— Data for processing —

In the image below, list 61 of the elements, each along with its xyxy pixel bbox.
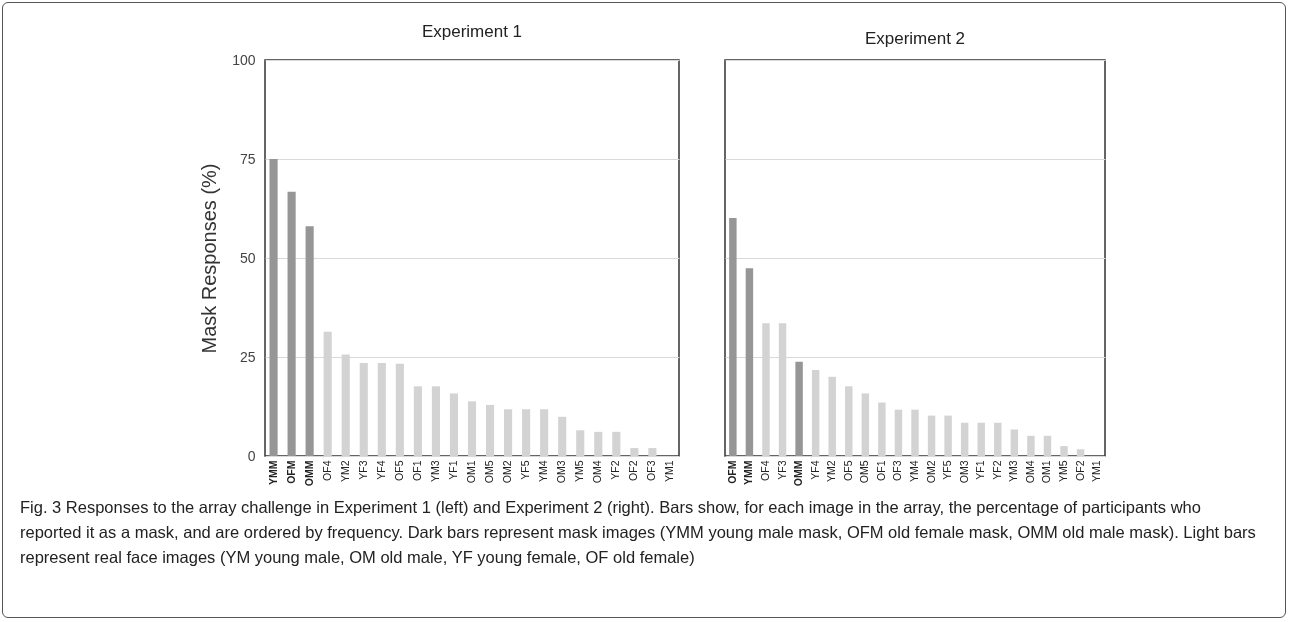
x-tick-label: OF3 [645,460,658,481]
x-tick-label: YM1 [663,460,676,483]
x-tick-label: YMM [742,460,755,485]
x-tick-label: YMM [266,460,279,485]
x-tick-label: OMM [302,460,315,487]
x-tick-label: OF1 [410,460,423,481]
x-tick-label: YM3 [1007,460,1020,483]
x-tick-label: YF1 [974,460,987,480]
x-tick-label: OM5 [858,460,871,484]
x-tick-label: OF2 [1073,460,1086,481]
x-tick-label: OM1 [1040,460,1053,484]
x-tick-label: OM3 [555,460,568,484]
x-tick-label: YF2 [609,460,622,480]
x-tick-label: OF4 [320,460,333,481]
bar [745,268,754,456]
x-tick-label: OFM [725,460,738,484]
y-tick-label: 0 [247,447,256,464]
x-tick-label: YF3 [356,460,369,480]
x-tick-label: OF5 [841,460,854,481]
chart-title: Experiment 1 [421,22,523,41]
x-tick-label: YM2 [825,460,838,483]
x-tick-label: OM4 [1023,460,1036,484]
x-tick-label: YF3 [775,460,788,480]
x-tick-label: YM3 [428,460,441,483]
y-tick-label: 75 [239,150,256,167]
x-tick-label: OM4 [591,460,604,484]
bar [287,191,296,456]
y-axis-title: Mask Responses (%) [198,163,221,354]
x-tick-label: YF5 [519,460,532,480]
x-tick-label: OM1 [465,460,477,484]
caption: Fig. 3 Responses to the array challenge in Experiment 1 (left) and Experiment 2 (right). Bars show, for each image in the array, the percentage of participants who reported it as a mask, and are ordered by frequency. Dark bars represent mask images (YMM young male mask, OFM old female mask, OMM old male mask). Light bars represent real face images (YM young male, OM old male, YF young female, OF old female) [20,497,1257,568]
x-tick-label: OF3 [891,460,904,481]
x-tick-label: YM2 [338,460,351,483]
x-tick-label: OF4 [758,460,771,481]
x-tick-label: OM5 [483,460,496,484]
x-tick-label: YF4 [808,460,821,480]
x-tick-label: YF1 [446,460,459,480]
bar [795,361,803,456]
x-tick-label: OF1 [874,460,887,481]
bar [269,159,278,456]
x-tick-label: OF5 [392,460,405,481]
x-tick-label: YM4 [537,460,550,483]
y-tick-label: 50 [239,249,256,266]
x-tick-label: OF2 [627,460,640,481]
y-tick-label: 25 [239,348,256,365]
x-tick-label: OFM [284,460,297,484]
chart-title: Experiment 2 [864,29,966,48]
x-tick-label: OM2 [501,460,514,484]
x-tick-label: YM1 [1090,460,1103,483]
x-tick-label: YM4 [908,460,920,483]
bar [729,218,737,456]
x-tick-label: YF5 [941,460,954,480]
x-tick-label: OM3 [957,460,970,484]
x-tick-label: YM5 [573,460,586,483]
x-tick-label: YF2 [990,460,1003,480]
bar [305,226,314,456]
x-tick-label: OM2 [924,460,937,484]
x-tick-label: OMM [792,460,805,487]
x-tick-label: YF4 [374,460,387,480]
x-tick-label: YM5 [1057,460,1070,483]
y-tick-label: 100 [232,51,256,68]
==
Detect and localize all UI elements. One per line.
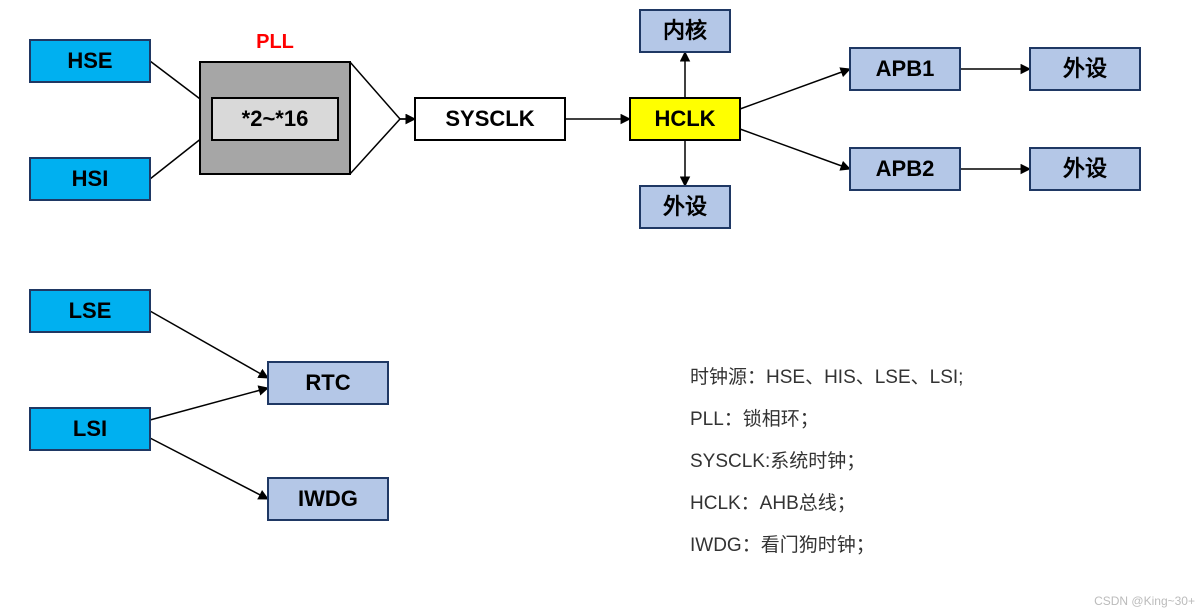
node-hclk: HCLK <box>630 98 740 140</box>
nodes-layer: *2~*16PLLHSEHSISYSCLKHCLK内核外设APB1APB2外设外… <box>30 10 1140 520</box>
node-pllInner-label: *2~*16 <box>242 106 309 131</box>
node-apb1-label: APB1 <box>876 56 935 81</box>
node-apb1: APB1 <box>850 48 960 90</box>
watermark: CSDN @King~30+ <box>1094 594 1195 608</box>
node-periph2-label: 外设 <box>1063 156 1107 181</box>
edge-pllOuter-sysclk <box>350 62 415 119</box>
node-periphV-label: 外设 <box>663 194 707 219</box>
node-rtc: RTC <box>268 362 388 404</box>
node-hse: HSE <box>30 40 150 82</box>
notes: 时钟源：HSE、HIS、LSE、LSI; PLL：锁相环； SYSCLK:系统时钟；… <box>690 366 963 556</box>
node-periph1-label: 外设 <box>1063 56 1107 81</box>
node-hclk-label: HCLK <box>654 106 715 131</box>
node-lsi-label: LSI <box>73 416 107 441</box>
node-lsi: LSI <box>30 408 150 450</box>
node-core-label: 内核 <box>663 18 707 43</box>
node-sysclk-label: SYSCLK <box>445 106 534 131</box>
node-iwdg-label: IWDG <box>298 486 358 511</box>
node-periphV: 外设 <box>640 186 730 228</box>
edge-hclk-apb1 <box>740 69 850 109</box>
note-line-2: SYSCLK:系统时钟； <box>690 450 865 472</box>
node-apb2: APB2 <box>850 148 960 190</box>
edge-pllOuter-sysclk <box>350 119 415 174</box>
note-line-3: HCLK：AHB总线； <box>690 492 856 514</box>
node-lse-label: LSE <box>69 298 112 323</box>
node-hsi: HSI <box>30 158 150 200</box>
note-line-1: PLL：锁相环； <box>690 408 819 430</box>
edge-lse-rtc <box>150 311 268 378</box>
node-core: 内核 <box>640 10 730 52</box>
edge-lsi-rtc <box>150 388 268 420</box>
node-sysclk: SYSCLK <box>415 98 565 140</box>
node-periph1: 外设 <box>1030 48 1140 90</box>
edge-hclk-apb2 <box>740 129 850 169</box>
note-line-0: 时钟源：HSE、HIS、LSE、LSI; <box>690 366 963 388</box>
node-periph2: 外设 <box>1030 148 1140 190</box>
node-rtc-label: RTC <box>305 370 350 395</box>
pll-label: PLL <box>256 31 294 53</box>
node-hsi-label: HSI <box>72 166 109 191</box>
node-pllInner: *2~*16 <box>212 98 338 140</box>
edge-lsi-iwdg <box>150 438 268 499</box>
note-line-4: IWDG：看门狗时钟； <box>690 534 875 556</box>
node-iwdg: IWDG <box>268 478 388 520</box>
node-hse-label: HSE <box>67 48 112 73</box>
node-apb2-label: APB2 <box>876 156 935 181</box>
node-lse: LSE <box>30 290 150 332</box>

— Exercise requirements —
Give the data lines from the one containing "node-hclk: HCLK <box>630 98 740 140</box>" through the one containing "node-periph2-label: 外设 <box>1063" as a Markdown table with two columns, Row for the row number and Text for the line. Leave out blank lines.

— Answer for the task —
| Row | Text |
|---|---|
| 1 | node-hclk: HCLK <box>630 98 740 140</box> |
| 2 | nodes-layer: *2~*16PLLHSEHSISYSCLKHCLK内核外设APB1APB2外设外… <box>30 10 1140 520</box> |
| 3 | node-pllInner-label: *2~*16 <box>242 106 309 131</box> |
| 4 | node-apb1-label: APB1 <box>876 56 935 81</box> |
| 5 | node-apb1: APB1 <box>850 48 960 90</box> |
| 6 | watermark: CSDN @King~30+ <box>1094 594 1195 608</box> |
| 7 | node-periph2-label: 外设 <box>1063 156 1107 181</box> |